▶ _WORK TO DO_:
Every record below is to be retyped exactly.

--- STORED DATA ---

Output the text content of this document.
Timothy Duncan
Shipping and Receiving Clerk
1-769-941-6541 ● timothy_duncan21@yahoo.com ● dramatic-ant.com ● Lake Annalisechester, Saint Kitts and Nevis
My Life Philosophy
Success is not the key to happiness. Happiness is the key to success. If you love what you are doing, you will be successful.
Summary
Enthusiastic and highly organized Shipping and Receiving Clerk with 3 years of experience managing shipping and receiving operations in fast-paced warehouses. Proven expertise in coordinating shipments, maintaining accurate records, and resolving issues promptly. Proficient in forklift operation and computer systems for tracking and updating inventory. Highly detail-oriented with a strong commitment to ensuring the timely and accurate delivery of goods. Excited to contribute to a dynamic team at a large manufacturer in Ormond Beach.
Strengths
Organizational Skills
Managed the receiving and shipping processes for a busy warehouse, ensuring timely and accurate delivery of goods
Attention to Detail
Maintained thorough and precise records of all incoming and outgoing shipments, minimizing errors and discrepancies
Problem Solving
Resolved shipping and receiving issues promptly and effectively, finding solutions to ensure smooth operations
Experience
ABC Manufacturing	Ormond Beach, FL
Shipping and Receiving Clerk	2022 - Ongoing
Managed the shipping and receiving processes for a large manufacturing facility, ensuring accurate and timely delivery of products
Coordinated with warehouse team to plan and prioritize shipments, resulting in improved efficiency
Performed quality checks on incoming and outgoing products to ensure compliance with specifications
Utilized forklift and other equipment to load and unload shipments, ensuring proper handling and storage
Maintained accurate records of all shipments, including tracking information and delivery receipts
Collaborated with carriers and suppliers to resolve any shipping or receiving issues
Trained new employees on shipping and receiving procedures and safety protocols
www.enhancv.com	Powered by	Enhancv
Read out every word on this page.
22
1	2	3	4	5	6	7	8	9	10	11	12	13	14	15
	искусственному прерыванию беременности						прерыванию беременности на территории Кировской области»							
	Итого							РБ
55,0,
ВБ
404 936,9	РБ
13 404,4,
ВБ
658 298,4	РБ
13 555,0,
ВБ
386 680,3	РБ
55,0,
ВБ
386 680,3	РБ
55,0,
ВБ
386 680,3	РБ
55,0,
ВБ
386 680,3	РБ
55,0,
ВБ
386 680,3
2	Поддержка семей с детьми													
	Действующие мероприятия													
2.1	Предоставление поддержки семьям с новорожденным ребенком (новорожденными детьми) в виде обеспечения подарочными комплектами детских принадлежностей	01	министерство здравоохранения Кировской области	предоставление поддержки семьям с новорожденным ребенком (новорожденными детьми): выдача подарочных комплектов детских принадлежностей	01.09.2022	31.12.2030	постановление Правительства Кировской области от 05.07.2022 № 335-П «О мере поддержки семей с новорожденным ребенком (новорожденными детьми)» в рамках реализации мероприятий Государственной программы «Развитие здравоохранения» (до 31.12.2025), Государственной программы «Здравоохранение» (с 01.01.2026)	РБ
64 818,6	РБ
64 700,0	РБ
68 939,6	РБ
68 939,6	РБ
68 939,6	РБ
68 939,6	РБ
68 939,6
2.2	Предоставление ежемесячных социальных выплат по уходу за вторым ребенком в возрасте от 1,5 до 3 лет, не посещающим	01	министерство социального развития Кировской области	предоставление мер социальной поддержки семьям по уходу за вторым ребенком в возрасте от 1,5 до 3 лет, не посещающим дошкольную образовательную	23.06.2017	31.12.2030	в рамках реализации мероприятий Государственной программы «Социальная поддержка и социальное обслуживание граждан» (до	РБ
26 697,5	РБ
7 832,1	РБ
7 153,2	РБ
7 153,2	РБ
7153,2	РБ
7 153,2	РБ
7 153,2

---

▶ _FULL SOLUTION_:
Output the text content of this document.
Timothy Duncan
Shipping and Receiving Clerk
1-769-941-6541 ● timothy_duncan21@yahoo.com ● dramatic-ant.com ● Lake Annalisechester, Saint Kitts and Nevis
My Life Philosophy
Success is not the key to happiness. Happiness is the key to success. If you love what you are doing, you will be successful.
Summary
Enthusiastic and highly organized Shipping and Receiving Clerk with 3 years of experience managing shipping and receiving operations in fast-paced warehouses. Proven expertise in coordinating shipments, maintaining accurate records, and resolving issues promptly. Proficient in forklift operation and computer systems for tracking and updating inventory. Highly detail-oriented with a strong commitment to ensuring the timely and accurate delivery of goods. Excited to contribute to a dynamic team at a large manufacturer in Ormond Beach.
Strengths
Organizational Skills
Managed the receiving and shipping processes for a busy warehouse, ensuring timely and accurate delivery of goods
Attention to Detail
Maintained thorough and precise records of all incoming and outgoing shipments, minimizing errors and discrepancies
Problem Solving
Resolved shipping and receiving issues promptly and effectively, finding solutions to ensure smooth operations
Experience
ABC Manufacturing	Ormond Beach, FL
Shipping and Receiving Clerk	2022 - Ongoing
Managed the shipping and receiving processes for a large manufacturing facility, ensuring accurate and timely delivery of products
Coordinated with warehouse team to plan and prioritize shipments, resulting in improved efficiency
Performed quality checks on incoming and outgoing products to ensure compliance with specifications
Utilized forklift and other equipment to load and unload shipments, ensuring proper handling and storage
Maintained accurate records of all shipments, including tracking information and delivery receipts
Collaborated with carriers and suppliers to resolve any shipping or receiving issues
Trained new employees on shipping and receiving procedures and safety protocols
www.enhancv.com	Powered by	Enhancv
Read out every word on this page.
22
1	2	3	4	5	6	7	8	9	10	11	12	13	14	15
	искусственному прерыванию беременности						прерыванию беременности на территории Кировской области»							
	Итого							РБ
55,0,
ВБ
404 936,9	РБ
13 404,4,
ВБ
658 298,4	РБ
13 555,0,
ВБ
386 680,3	РБ
55,0,
ВБ
386 680,3	РБ
55,0,
ВБ
386 680,3	РБ
55,0,
ВБ
386 680,3	РБ
55,0,
ВБ
386 680,3
2	Поддержка семей с детьми													
	Действующие мероприятия													
2.1	Предоставление поддержки семьям с новорожденным ребенком (новорожденными детьми) в виде обеспечения подарочными комплектами детских принадлежностей	01	министерство здравоохранения Кировской области	предоставление поддержки семьям с новорожденным ребенком (новорожденными детьми): выдача подарочных комплектов детских принадлежностей	01.09.2022	31.12.2030	постановление Правительства Кировской области от 05.07.2022 № 335-П «О мере поддержки семей с новорожденным ребенком (новорожденными детьми)» в рамках реализации мероприятий Государственной программы «Развитие здравоохранения» (до 31.12.2025), Государственной программы «Здравоохранение» (с 01.01.2026)	РБ
64 818,6	РБ
64 700,0	РБ
68 939,6	РБ
68 939,6	РБ
68 939,6	РБ
68 939,6	РБ
68 939,6
2.2	Предоставление ежемесячных социальных выплат по уходу за вторым ребенком в возрасте от 1,5 до 3 лет, не посещающим	01	министерство социального развития Кировской области	предоставление мер социальной поддержки семьям по уходу за вторым ребенком в возрасте от 1,5 до 3 лет, не посещающим дошкольную образовательную	23.06.2017	31.12.2030	в рамках реализации мероприятий Государственной программы «Социальная поддержка и социальное обслуживание граждан» (до	РБ
26 697,5	РБ
7 832,1	РБ
7 153,2	РБ
7 153,2	РБ
7153,2	РБ
7 153,2	РБ
7 153,2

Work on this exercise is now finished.